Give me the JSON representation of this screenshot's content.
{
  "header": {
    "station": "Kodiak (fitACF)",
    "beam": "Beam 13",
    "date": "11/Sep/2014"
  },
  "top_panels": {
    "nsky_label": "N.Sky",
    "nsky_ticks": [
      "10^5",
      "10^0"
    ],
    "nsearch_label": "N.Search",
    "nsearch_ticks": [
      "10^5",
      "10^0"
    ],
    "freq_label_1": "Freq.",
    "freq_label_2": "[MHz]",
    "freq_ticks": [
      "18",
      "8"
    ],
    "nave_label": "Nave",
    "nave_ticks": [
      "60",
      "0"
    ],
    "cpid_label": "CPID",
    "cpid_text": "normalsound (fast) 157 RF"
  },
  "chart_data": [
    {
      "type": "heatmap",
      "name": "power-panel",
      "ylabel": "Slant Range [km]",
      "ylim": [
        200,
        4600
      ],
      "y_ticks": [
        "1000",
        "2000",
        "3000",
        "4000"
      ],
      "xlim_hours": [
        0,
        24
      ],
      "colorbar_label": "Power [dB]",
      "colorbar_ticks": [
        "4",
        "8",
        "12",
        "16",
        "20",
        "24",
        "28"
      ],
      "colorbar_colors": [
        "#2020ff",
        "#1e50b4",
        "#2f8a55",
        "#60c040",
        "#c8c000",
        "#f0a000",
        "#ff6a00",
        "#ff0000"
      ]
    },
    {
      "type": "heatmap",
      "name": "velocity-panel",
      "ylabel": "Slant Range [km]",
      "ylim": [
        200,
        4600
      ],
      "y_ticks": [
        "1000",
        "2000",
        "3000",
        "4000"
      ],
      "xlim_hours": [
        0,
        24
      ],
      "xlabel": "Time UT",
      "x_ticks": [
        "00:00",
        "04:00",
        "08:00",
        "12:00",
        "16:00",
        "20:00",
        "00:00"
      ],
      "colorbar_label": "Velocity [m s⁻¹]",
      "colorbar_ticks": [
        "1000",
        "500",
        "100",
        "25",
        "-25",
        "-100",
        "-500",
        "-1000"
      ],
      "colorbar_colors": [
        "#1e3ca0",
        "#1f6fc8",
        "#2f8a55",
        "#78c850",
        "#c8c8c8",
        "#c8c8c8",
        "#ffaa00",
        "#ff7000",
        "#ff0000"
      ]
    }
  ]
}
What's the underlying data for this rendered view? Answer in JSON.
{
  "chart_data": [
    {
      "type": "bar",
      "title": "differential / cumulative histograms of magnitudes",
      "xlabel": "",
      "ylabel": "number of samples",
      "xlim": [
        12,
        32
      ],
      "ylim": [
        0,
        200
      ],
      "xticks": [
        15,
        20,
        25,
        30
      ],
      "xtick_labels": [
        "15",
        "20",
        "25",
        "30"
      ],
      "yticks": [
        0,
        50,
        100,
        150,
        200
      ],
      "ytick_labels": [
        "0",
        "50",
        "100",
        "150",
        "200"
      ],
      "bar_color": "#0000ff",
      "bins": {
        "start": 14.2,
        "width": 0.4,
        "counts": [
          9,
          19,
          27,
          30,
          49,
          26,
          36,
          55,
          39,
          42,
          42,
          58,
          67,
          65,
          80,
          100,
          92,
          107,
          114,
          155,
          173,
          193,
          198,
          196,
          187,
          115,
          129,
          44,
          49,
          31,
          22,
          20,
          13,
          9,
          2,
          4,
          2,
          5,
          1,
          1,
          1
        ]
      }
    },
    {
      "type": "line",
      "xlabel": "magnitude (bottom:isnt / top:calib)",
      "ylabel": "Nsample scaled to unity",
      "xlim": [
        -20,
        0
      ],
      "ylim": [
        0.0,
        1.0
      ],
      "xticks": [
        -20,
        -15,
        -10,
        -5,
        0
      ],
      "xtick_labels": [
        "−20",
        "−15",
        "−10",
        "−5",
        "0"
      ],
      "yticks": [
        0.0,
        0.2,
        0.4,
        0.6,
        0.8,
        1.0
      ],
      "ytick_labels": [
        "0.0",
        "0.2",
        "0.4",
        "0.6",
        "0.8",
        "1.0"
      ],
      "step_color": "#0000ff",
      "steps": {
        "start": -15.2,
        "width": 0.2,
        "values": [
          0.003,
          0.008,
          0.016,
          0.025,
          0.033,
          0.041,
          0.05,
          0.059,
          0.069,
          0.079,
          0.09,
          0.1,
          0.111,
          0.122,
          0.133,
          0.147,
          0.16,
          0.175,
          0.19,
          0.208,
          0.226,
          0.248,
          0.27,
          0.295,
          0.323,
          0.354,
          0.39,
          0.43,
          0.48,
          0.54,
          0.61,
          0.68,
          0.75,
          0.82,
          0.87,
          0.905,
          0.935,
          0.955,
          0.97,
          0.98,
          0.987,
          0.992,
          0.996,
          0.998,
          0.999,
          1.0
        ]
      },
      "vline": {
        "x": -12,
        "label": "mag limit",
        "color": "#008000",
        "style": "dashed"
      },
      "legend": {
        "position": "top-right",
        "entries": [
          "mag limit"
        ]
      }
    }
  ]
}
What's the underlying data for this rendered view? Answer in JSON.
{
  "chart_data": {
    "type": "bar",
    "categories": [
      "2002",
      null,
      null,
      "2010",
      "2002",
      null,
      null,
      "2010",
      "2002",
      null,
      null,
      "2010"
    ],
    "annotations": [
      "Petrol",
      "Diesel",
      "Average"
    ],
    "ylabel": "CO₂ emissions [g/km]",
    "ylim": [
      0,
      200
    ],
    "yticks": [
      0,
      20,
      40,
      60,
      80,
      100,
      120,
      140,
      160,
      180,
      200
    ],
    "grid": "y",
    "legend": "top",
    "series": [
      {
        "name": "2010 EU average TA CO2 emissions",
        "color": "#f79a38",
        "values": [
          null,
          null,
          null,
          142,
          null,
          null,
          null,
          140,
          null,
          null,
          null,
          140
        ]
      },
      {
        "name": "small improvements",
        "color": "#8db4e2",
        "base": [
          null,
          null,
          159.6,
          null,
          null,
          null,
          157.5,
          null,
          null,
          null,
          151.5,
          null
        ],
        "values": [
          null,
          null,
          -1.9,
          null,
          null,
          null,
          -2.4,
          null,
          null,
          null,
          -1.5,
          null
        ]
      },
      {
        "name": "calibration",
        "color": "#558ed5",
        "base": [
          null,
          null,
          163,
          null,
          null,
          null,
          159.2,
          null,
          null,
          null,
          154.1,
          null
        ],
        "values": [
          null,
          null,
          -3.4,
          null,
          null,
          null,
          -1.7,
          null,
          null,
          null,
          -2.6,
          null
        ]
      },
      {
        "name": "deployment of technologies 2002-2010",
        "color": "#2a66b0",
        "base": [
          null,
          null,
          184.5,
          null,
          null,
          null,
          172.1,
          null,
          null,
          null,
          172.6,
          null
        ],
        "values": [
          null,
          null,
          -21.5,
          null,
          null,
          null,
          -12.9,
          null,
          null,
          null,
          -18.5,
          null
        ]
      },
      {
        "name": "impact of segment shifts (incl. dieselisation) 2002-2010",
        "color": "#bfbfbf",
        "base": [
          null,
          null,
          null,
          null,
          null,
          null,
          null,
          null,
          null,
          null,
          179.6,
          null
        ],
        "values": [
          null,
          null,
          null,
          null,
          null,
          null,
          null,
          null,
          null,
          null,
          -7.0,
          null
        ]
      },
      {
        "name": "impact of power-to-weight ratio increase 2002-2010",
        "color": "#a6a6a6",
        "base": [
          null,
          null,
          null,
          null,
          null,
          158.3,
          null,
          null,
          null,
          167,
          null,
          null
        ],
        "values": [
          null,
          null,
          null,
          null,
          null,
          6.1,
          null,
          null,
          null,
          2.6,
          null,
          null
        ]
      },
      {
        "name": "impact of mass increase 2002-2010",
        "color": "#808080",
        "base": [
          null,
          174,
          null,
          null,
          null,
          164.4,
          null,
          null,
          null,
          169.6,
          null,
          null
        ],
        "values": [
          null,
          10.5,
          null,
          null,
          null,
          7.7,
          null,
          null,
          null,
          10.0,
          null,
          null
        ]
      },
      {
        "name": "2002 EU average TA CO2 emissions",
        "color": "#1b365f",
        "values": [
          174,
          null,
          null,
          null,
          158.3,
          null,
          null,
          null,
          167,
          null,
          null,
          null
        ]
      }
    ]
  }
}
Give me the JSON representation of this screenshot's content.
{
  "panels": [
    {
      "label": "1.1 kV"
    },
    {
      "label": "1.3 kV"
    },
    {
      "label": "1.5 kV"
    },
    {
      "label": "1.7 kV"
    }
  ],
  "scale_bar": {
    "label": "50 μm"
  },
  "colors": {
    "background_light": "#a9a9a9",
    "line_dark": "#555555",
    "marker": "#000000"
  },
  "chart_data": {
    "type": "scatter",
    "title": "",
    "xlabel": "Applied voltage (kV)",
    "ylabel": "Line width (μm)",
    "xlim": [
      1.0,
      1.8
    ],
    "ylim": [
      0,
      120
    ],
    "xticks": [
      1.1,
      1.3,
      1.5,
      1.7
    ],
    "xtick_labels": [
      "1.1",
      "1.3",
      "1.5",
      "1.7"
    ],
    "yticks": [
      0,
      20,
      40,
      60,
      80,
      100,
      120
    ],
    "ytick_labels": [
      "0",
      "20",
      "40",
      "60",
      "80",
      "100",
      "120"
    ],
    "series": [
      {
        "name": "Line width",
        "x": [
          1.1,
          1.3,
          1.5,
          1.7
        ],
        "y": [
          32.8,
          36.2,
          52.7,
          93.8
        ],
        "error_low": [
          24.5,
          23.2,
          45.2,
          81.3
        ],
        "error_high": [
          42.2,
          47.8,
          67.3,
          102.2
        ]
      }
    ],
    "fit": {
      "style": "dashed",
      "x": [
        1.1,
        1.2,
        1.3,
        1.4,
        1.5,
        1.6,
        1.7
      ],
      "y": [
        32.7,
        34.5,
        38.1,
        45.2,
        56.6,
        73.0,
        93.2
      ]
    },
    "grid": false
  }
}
-- -- --
§ Exercise requirements: Return all the lines that contain the string "title".

§ Reply to the exercise:
      "title": "differential / cumulative histograms of magnitudes",
    "title": "",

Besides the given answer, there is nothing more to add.